* [Complete the following]:
A – Please repeat the Kafka KRaft mode page word for word, starting at "KRaft Overview" and ending at "read) Seconds (incremental)".
B – Write the next part of the Kafka KRaft mode page, picking up after its final sentence.

[begin Article]

Skip to content

Kafka KRaft Mode

KRaft (Kafka Raft) is Kafka's built-in consensus protocol that eliminates the ZooKeeper dependency. This document covers KRaft architecture, the Raft consensus implementation, metadata management, and operational procedures.


KRaft Overview

Architecture Comparison

uml diagram

Key Benefits

Aspect ZooKeeper Mode KRaft Mode
Dependencies External ZooKeeper cluster Self-contained
Metadata storage ZooKeeper znodes Internal __cluster_metadata topic
Scalability Limited by ZK watches Scales to millions of partitions
Recovery time Minutes (full metadata read) Seconds (incremental)
Operational complexity Two systems to manage Single system
Metadata propagation Push-based via controller Pull-based with caching

Raft Consensus Protocol

Protocol Fundamentals

KRaft implements the Raft consensus algorithm with Kafka-specific optimizations.

uml diagram

Raft Properties

Property Guarantee
Election safety At most one leader per term
Leader append-only Leader never overwrites or deletes entries
Log matching If logs contain entry with same index/term, logs are identical up to that point
Leader completeness Committed entries appear in all future leaders' logs
State machine safety All servers apply same log entries in same order

Term and Epoch

uml diagram

Concept Description
Term Monotonically increasing logical clock
Leader epoch Term in which current leader was elected
High watermark Highest committed offset in metadata log
End offset Highest offset in local log (may be uncommitted)

Controller Quorum

Quorum Configuration

# Controller quorum voters
# Format: {node.id}@{host}:{port}
controller.quorum.voters=1@controller1:9093,2@controller2:9093,3@controller3:9093

# Controller listener
controller.listener.names=CONTROLLER
listeners=CONTROLLER://:9093

# Node identity
node.id=1
process.roles=controller

Quorum Size Recommendations

Cluster Size Controller Count Fault Tolerance
Development 1 0 failures
Small (< 10 brokers) 3 1 failure
Medium (10-50 brokers) 3 1 failure
Large (50+ brokers) 5 2 failures

Quorum Sizing

Controller quorum must have an odd number of voters. Even numbers provide no additional fault tolerance but increase coordination overhead.

[end Article]
[begin Given entries]

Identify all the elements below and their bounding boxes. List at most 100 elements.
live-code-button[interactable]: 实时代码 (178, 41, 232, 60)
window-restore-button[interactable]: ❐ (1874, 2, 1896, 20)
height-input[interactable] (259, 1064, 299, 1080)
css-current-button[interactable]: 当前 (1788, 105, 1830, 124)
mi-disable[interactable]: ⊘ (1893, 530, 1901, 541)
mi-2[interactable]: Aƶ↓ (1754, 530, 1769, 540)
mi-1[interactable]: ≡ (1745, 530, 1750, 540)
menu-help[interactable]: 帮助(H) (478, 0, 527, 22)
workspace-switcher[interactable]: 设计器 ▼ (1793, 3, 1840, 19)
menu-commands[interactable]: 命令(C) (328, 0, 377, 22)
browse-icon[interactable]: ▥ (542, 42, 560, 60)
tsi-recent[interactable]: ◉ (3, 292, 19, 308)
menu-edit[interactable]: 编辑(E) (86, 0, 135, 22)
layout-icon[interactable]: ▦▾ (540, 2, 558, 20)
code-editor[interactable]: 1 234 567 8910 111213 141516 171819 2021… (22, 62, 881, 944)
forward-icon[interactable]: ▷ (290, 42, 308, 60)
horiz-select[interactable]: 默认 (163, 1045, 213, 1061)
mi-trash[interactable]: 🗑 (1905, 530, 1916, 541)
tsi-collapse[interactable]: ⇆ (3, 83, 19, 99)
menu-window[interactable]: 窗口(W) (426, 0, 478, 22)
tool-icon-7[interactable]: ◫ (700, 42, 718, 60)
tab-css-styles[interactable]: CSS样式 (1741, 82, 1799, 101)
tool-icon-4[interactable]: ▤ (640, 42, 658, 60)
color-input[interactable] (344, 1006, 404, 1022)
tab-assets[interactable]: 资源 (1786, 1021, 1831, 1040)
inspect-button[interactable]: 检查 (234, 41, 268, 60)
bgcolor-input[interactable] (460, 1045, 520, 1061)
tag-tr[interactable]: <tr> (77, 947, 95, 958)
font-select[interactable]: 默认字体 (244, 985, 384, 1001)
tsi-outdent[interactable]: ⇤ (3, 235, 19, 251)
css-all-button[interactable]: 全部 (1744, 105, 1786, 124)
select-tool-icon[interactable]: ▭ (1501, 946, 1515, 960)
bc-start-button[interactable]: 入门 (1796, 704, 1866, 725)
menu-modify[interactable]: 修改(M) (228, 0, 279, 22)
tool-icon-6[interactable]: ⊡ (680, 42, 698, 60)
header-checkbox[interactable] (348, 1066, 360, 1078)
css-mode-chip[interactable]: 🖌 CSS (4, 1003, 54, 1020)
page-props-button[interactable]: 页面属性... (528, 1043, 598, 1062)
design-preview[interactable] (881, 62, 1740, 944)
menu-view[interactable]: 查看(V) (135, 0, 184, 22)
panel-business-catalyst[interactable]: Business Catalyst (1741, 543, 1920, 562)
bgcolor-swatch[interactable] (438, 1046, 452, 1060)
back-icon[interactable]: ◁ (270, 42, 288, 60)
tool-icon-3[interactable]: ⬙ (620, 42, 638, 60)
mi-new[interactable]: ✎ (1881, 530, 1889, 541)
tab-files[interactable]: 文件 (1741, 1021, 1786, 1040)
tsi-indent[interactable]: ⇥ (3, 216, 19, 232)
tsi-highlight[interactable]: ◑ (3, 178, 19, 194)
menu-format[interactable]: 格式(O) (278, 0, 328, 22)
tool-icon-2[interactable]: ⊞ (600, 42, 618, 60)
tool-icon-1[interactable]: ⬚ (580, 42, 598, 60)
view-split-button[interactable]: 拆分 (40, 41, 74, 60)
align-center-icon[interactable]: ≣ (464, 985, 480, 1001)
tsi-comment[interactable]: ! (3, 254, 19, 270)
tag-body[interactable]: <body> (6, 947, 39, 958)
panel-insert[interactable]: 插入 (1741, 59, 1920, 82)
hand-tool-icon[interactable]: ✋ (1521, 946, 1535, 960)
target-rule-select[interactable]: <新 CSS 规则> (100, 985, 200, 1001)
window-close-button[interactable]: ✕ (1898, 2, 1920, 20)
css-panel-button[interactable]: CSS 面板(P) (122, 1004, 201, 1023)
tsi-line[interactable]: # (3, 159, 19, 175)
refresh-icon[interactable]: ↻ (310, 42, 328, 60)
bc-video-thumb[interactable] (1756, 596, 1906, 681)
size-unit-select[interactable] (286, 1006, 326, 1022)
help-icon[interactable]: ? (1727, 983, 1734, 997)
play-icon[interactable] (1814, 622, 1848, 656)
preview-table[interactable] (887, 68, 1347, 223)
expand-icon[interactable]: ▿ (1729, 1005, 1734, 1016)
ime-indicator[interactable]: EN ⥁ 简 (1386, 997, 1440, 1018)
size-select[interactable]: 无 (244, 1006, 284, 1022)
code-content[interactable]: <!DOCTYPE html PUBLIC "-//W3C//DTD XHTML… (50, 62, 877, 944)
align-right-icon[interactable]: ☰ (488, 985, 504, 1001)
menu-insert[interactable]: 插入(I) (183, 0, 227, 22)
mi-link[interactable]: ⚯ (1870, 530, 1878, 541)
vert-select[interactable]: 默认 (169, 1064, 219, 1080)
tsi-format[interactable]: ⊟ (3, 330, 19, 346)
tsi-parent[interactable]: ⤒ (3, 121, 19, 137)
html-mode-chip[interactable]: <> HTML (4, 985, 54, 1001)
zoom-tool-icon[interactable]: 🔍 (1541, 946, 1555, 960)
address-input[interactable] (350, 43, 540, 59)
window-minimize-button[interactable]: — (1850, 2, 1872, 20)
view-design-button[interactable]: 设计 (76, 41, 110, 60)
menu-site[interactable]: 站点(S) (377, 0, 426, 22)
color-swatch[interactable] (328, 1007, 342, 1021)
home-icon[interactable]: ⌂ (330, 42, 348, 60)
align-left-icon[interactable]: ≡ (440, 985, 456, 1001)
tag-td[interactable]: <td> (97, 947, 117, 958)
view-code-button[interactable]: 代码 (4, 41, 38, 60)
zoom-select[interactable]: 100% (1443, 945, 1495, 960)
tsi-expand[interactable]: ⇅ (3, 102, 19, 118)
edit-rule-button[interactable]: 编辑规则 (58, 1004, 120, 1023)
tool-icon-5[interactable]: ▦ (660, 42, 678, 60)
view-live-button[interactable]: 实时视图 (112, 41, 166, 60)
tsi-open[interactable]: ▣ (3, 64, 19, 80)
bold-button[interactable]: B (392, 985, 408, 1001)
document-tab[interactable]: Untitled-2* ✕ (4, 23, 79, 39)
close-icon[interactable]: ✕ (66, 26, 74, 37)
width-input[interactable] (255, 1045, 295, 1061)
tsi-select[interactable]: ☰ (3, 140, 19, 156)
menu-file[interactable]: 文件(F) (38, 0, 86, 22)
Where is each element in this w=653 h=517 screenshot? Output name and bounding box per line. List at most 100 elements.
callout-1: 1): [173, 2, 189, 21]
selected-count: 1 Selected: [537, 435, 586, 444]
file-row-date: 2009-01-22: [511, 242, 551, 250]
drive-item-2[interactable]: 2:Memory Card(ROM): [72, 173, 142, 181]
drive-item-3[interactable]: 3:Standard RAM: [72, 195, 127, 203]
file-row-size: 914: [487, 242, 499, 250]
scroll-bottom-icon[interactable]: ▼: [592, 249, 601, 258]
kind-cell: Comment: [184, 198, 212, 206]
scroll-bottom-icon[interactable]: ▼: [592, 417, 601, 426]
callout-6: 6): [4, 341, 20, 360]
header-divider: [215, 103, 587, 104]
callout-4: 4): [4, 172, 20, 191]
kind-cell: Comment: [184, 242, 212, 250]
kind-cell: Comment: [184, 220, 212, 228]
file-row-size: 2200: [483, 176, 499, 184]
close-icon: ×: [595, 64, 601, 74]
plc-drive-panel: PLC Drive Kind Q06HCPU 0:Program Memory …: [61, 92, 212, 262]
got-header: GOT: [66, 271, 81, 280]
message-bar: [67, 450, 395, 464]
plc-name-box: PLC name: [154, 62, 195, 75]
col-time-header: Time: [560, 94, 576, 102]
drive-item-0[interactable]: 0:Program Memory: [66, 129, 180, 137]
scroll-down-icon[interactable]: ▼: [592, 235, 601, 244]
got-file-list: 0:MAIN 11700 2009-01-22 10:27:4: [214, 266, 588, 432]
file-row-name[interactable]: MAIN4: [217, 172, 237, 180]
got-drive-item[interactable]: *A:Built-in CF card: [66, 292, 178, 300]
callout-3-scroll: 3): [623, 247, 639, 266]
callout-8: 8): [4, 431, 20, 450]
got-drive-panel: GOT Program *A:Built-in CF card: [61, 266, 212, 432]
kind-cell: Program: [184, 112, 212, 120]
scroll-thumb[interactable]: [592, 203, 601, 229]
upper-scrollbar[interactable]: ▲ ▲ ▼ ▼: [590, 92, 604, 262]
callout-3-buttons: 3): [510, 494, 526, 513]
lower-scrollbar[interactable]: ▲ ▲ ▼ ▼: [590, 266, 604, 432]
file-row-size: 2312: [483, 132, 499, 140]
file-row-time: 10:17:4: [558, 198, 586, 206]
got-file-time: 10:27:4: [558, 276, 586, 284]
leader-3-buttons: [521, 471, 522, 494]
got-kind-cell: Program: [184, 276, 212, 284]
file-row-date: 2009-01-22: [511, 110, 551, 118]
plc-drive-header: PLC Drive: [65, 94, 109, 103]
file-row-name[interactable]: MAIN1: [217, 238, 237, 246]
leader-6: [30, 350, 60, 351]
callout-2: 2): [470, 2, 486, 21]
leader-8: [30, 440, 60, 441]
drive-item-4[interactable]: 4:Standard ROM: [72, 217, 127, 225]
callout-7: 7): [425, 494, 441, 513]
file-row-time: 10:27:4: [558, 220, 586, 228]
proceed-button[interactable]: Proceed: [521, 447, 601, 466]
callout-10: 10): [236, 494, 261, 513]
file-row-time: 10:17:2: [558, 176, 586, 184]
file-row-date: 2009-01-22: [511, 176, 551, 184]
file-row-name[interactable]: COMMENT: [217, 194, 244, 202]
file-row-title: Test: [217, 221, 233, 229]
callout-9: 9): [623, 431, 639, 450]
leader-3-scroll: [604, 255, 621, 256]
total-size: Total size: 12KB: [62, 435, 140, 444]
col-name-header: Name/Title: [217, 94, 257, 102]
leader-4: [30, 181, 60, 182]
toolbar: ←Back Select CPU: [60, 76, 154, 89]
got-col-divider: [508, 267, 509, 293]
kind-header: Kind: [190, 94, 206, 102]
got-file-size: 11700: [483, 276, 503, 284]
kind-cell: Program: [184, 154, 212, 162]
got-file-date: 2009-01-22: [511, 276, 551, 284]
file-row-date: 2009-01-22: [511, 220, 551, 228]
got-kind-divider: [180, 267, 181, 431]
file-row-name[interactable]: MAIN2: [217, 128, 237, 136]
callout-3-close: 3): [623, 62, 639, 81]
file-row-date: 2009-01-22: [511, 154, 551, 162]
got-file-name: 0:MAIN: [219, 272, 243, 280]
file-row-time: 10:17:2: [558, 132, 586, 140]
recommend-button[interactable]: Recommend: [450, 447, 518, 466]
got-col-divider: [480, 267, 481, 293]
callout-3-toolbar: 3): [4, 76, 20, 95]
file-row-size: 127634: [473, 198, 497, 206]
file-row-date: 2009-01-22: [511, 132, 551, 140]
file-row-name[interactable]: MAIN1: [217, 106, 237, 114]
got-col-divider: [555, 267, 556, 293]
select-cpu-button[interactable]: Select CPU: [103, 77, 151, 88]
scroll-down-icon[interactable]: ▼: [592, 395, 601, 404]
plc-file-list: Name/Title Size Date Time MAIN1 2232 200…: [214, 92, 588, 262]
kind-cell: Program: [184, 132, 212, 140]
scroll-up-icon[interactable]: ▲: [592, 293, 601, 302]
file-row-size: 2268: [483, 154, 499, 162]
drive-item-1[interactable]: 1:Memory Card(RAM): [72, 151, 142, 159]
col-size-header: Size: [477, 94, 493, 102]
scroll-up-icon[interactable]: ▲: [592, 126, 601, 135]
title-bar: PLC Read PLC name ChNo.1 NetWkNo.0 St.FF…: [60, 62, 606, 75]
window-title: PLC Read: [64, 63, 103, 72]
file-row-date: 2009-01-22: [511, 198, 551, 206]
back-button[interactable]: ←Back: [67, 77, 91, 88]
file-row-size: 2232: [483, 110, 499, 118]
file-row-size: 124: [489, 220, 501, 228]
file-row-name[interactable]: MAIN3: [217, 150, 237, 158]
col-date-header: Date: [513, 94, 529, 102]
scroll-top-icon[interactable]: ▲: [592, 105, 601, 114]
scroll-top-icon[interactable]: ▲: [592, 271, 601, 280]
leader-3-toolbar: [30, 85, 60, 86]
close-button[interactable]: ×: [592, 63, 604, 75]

[end Given entries]

* [Answers for the exercise]:
A –
KRaft Overview

Architecture Comparison

uml diagram

Key Benefits

Aspect ZooKeeper Mode KRaft Mode
Dependencies External ZooKeeper cluster Self-contained
Metadata storage ZooKeeper znodes Internal __cluster_metadata topic
Scalability Limited by ZK watches Scales to millions of partitions
Recovery time Minutes (full metadata read) Seconds (incremental)

B –
Leader Election Process

uml diagram

Vote Request Criteria

A controller must grant a vote if:

Criterion Requirement
Term Candidate's term ≥ voter's current term
Log completeness Candidate's log is at least as up-to-date
Vote status Voter has not voted for another candidate this term

Log comparison (up-to-date check):

candidate_log_up_to_date =
    (candidate.lastLogTerm > voter.lastLogTerm) OR
    (candidate.lastLogTerm == voter.lastLogTerm AND
     candidate.lastLogOffset >= voter.lastLogOffset)

Metadata Log

__cluster_metadata Topic

The controller quorum stores all cluster metadata in a single-partition internal topic.

uml diagram

Metadata Record Types

Record Type Description
TopicRecord Topic creation with UUID
PartitionRecord Partition assignment and replicas
PartitionChangeRecord ISR and leader changes
BrokerRegistrationChangeRecord Broker registration updates
ConfigRecord Dynamic configuration changes
ClientQuotaRecord Client quota settings
ProducerIdsRecord Producer ID allocation
AccessControlEntryRecord ACL entries
RemoveTopicRecord Topic deletion
FeatureLevelRecord Cluster feature flags
NoOpRecord Leader election marker

Metadata Log Format

MetadataRecordBatch =>
    BaseOffset => INT64
    BatchLength => INT32
    PartitionLeaderEpoch => INT32
    Magic => INT8 (2)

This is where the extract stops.